# Reading passage
It really seems like you have progressed in your own healing so much now and are regaining your self-esteem and strengthening sense of Self, so it makes sense that a healthy relationship would ensue. Taking the risk to be vulnerable takes courage and nowhere are the risks as high as in love.

That's great that the flashbacks are minimum, and it's so brave of you to get in there and have a go, and I think having known him for a while...7 years...that's a reasonable amount of time to build foundations of friendship in, and hopefully things flourish from here on....and also for any masks to drop that might have been in place.

So happy to hear this news. My eyes lit up a bit when I saw the thread title.

Hope you keep us filled in on how it's all going from time to time. I'd love to hear more.
 
So B has talked to me on Skype a few times, texted me a few times and sent some books for me to read whilst I am sick. So he listened to what I said. I thought about what Anthony had said about honesty to me in another thread, so I took a risk. I, however, didn't dump my abandonment and attachment issues on B, I kept them contained despite being sick and unable to visit my psychriatrist, which I am pleased and proud about. I can keep the PTSD stuff in my own camp and still negotiate for what is important for me. This is a big step for me. Usually I withdraw or say too much. Even though I felt like withdrawing, I acknowledged this emotional pull to myself and calmed down enough to think it through and say something in a reasonable and timely fashion.

I guess being human and having PTSD I will make mistakes, but if I own it or make amends it is not like being at home with my family where I would be forever punished, flattened and pulverised. Out here in the real world - things can be tended to in a way which is not with such terrifying consequences.

I can talk about my needs, knowing that a fair whack of them I need to meet, myself, but not cut myself off so I don't exclude myself from the good stuff and rob my self of the needs that other people can meet like contact, companionship, connection and humour.

# Exercise description
Carry on the forum thread about healing from PTSD and starting a new relationship, writing onward from its final sentence. The listing plays no part in this work.

# Dataset excerpt
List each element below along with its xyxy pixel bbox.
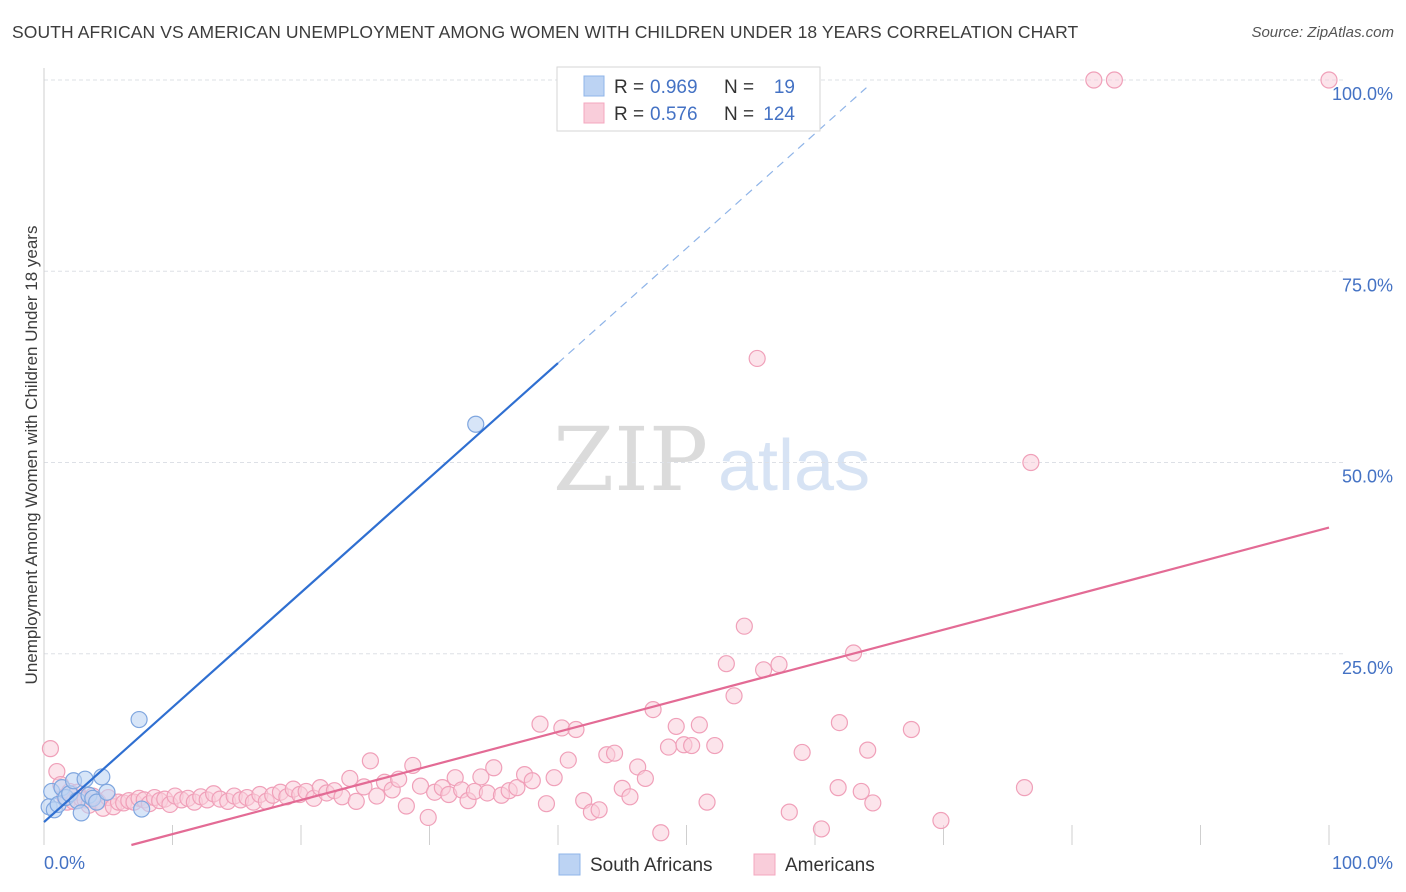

# Exercise answer
 
I have, continued, for the most part, to keep my PTSD, abandonment, grief, loneliness and so forth melt down whilst I was sick - in my trauma diary, with my psychriatrist and in a few emails to a few friends. I am not perfect, of course, but I didn't dump my stuff on to B and many days have had a Skype time and a chat which has been good, though very hard at times.

I have felt hurt a few times by a couple of B's comments these last couple of days but I realise as a full time carer of his dementing father, he hasn't got much left over, himself.

B is as tactile as I am and it would be nice to spend some time with him for the touch and contact and I wouldn't mind some sex either but hugs would be awesome. Yet I haven't got money or energy to go interstate at this time. I don't think staying with him would be restful with his father being there.

So the relationship hasn't got much chance really, but it is nice to chat at the end of the day and make contact.

And to be honest I didn't think I was going to make it through the last lot of stuff. I really thought I couldn't go on. So maybe just enjoying the contact and communication is the way to go.

This has all been progress for me.
 
Thanks Froggie,

I think I am through the worst of the depressive episode, which was triggered by being very physically ill.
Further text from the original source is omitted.